## Given request
Below are some records. Say how many of their lines include the string "шкала", giving only the number.

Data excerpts

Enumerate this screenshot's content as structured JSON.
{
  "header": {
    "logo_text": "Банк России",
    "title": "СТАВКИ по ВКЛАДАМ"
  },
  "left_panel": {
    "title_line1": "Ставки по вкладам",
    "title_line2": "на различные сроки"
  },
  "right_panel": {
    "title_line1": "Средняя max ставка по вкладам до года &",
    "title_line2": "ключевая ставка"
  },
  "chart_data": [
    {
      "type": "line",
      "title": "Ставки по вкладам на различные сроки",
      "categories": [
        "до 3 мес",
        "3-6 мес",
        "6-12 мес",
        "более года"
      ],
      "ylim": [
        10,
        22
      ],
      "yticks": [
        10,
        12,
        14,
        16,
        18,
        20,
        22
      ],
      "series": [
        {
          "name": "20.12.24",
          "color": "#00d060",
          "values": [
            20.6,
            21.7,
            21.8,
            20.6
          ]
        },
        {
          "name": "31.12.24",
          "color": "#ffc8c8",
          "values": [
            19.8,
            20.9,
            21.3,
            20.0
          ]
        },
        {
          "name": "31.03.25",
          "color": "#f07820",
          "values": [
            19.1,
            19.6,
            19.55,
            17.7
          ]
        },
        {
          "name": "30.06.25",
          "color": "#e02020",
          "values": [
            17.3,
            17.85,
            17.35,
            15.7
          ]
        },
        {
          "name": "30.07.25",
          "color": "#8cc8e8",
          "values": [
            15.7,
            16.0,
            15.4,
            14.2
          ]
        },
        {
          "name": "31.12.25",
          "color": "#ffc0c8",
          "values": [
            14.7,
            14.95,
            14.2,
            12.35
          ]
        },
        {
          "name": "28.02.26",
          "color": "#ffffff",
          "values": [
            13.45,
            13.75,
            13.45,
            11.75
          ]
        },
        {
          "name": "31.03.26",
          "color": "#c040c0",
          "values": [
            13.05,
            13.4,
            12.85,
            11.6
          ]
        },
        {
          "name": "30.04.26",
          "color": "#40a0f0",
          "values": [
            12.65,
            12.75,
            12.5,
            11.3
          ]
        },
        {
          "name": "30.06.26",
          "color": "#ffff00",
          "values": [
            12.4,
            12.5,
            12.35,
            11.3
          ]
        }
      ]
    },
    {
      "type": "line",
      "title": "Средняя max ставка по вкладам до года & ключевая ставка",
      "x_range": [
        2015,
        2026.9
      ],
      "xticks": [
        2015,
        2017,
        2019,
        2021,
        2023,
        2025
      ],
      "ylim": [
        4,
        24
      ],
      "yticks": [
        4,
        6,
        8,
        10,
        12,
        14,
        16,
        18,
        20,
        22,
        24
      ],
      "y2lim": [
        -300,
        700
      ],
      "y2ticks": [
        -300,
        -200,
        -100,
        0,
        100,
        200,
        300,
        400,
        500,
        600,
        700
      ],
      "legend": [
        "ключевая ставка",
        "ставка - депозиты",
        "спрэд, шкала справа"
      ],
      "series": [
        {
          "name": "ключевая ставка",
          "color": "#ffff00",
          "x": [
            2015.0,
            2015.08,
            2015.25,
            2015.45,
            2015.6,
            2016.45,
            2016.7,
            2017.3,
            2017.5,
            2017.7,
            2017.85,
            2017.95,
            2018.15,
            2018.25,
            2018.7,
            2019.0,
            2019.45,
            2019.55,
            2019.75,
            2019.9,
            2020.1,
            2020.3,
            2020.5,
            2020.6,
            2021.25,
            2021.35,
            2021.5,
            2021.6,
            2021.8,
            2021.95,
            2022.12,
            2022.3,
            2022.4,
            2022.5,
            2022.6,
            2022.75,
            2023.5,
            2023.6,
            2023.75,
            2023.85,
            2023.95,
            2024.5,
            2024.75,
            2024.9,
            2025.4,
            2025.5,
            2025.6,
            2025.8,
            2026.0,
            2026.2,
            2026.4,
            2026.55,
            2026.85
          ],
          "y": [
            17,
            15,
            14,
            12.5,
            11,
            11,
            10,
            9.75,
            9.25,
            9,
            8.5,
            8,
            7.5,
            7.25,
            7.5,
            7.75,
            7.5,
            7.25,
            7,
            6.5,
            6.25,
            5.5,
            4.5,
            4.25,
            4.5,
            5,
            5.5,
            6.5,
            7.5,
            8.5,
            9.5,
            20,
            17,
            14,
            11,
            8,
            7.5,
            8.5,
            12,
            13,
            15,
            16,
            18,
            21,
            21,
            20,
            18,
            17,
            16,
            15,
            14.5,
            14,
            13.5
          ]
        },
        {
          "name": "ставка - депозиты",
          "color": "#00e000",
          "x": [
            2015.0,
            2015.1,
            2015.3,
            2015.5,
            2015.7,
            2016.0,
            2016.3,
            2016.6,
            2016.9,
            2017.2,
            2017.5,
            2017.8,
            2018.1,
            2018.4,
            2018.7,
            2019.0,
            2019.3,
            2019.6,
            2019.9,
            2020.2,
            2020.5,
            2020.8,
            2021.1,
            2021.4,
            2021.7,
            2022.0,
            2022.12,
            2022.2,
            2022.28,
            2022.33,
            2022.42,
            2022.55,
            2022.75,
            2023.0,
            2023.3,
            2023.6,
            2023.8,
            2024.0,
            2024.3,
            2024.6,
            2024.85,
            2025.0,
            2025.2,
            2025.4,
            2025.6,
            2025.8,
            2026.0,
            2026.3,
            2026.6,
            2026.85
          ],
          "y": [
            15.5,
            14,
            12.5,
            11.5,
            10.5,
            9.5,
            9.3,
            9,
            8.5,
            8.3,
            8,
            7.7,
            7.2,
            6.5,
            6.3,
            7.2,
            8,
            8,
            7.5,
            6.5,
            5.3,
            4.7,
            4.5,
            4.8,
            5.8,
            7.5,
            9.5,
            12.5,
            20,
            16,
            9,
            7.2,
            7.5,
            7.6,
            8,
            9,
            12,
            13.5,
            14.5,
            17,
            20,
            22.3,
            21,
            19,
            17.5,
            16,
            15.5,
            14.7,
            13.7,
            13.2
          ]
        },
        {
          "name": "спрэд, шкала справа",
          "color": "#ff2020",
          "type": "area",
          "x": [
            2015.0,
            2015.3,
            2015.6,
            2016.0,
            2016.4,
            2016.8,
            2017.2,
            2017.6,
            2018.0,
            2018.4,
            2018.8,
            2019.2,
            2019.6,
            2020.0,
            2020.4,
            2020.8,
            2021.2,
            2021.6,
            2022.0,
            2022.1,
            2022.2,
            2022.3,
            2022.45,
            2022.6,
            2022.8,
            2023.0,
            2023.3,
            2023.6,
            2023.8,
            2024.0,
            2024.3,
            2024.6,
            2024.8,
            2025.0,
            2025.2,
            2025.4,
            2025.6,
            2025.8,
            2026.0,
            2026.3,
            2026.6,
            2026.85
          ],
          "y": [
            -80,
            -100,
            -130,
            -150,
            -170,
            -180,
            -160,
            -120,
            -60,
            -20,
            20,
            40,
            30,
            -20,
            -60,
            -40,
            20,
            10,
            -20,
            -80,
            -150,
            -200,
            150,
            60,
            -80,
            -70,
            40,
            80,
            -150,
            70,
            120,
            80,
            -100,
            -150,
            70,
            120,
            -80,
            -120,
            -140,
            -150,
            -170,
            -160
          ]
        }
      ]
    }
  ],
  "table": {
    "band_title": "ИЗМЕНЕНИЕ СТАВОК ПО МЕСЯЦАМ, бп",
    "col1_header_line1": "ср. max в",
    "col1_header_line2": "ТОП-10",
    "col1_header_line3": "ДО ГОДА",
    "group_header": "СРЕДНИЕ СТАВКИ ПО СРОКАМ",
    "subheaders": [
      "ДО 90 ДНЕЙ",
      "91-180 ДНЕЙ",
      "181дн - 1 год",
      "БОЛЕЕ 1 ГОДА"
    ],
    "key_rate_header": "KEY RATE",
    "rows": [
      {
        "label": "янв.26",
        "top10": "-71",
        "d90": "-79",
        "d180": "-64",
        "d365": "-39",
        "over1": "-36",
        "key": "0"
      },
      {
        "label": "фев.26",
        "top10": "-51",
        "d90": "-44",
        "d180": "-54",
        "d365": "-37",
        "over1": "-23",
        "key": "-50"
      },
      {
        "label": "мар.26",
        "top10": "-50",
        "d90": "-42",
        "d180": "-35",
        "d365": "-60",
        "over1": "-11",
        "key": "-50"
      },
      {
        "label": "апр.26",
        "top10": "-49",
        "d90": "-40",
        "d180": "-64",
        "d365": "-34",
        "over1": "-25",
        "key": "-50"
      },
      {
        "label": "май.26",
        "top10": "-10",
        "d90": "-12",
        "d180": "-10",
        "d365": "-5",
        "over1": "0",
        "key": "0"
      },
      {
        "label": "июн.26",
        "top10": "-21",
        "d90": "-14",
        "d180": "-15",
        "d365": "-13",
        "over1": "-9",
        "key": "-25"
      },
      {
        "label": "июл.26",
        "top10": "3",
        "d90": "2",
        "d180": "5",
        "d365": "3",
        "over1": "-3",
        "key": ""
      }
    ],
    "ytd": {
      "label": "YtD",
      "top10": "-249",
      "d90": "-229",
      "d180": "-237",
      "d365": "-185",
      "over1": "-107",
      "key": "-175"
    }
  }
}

## Exercise answer
2